> Aim
Return all the data, word for word.

## begin Available records

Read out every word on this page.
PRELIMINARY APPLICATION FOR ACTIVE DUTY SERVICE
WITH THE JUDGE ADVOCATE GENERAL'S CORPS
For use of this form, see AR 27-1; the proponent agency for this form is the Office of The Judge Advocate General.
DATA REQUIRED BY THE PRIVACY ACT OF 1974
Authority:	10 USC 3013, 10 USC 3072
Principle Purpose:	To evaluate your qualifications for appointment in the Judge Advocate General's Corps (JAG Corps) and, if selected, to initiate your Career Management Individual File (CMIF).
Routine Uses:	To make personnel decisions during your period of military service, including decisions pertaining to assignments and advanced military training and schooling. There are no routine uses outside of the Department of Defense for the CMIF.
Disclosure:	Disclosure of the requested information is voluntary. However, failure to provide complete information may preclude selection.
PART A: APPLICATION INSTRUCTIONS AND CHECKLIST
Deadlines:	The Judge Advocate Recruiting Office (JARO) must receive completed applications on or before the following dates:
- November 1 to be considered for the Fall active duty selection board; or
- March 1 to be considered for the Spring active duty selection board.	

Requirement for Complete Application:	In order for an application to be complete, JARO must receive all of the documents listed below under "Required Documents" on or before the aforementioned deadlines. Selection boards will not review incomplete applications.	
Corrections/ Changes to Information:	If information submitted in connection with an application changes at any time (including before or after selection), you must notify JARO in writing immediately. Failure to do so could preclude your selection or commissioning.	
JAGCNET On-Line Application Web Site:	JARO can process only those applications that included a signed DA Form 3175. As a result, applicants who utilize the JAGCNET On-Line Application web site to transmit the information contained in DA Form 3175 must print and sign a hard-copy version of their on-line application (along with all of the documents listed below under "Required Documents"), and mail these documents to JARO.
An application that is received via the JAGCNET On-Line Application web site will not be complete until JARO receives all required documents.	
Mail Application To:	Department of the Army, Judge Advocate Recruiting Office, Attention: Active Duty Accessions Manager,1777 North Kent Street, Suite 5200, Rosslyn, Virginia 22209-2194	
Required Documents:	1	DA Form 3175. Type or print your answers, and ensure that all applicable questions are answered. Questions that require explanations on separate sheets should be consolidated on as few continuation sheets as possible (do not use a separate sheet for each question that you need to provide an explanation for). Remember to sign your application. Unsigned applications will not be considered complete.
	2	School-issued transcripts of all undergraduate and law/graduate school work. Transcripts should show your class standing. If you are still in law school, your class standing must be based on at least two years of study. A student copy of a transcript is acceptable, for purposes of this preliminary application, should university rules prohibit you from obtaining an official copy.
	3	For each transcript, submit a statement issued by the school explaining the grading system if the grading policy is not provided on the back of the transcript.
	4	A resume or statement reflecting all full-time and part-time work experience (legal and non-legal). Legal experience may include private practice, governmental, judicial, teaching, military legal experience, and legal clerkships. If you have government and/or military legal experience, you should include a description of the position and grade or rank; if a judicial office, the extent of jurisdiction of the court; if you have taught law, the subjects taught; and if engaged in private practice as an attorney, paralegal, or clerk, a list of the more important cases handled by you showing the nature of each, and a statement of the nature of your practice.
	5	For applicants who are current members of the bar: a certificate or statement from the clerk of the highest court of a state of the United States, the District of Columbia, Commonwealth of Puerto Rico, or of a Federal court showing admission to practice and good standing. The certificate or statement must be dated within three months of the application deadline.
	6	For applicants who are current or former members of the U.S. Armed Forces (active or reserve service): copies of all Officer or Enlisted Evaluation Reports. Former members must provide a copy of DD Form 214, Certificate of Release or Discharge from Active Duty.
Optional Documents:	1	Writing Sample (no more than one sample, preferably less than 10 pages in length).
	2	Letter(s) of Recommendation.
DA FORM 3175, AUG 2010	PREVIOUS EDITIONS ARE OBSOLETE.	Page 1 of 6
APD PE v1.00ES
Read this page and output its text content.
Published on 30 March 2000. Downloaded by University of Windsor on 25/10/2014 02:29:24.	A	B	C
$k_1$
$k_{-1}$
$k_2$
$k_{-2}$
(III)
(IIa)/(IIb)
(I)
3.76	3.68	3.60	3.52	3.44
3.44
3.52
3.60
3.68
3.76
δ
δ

## end Available records

> Output below
Read out every word on this page.
PRELIMINARY APPLICATION FOR ACTIVE DUTY SERVICE
WITH THE JUDGE ADVOCATE GENERAL'S CORPS
For use of this form, see AR 27-1; the proponent agency for this form is the Office of The Judge Advocate General.
DATA REQUIRED BY THE PRIVACY ACT OF 1974
Authority:	10 USC 3013, 10 USC 3072
Principle Purpose:	To evaluate your qualifications for appointment in the Judge Advocate General's Corps (JAG Corps) and, if selected, to initiate your Career Management Individual File (CMIF).
Routine Uses:	To make personnel decisions during your period of military service, including decisions pertaining to assignments and advanced military training and schooling. There are no routine uses outside of the Department of Defense for the CMIF.
Disclosure:	Disclosure of the requested information is voluntary. However, failure to provide complete information may preclude selection.
PART A: APPLICATION INSTRUCTIONS AND CHECKLIST
Deadlines:	The Judge Advocate Recruiting Office (JARO) must receive completed applications on or before the following dates:
- November 1 to be considered for the Fall active duty selection board; or
- March 1 to be considered for the Spring active duty selection board.	

Requirement for Complete Application:	In order for an application to be complete, JARO must receive all of the documents listed below under "Required Documents" on or before the aforementioned deadlines. Selection boards will not review incomplete applications.	
Corrections/ Changes to Information:	If information submitted in connection with an application changes at any time (including before or after selection), you must notify JARO in writing immediately. Failure to do so could preclude your selection or commissioning.	
JAGCNET On-Line Application Web Site:	JARO can process only those applications that included a signed DA Form 3175. As a result, applicants who utilize the JAGCNET On-Line Application web site to transmit the information contained in DA Form 3175 must print and sign a hard-copy version of their on-line application (along with all of the documents listed below under "Required Documents"), and mail these documents to JARO.
An application that is received via the JAGCNET On-Line Application web site will not be complete until JARO receives all required documents.	
Mail Application To:	Department of the Army, Judge Advocate Recruiting Office, Attention: Active Duty Accessions Manager,1777 North Kent Street, Suite 5200, Rosslyn, Virginia 22209-2194	
Required Documents:	1	DA Form 3175. Type or print your answers, and ensure that all applicable questions are answered. Questions that require explanations on separate sheets should be consolidated on as few continuation sheets as possible (do not use a separate sheet for each question that you need to provide an explanation for). Remember to sign your application. Unsigned applications will not be considered complete.
	2	School-issued transcripts of all undergraduate and law/graduate school work. Transcripts should show your class standing. If you are still in law school, your class standing must be based on at least two years of study. A student copy of a transcript is acceptable, for purposes of this preliminary application, should university rules prohibit you from obtaining an official copy.
	3	For each transcript, submit a statement issued by the school explaining the grading system if the grading policy is not provided on the back of the transcript.
	4	A resume or statement reflecting all full-time and part-time work experience (legal and non-legal). Legal experience may include private practice, governmental, judicial, teaching, military legal experience, and legal clerkships. If you have government and/or military legal experience, you should include a description of the position and grade or rank; if a judicial office, the extent of jurisdiction of the court; if you have taught law, the subjects taught; and if engaged in private practice as an attorney, paralegal, or clerk, a list of the more important cases handled by you showing the nature of each, and a statement of the nature of your practice.
	5	For applicants who are current members of the bar: a certificate or statement from the clerk of the highest court of a state of the United States, the District of Columbia, Commonwealth of Puerto Rico, or of a Federal court showing admission to practice and good standing. The certificate or statement must be dated within three months of the application deadline.
	6	For applicants who are current or former members of the U.S. Armed Forces (active or reserve service): copies of all Officer or Enlisted Evaluation Reports. Former members must provide a copy of DD Form 214, Certificate of Release or Discharge from Active Duty.
Optional Documents:	1	Writing Sample (no more than one sample, preferably less than 10 pages in length).
	2	Letter(s) of Recommendation.
DA FORM 3175, AUG 2010	PREVIOUS EDITIONS ARE OBSOLETE.	Page 1 of 6
APD PE v1.00ES
Read this page and output its text content.
Published on 30 March 2000. Downloaded by University of Windsor on 25/10/2014 02:29:24.	A	B	C
$k_1$
$k_{-1}$
$k_2$
$k_{-2}$
(III)
(IIa)/(IIb)
(I)
3.76	3.68	3.60	3.52	3.44
3.44
3.52
3.60
3.68
3.76
δ
δ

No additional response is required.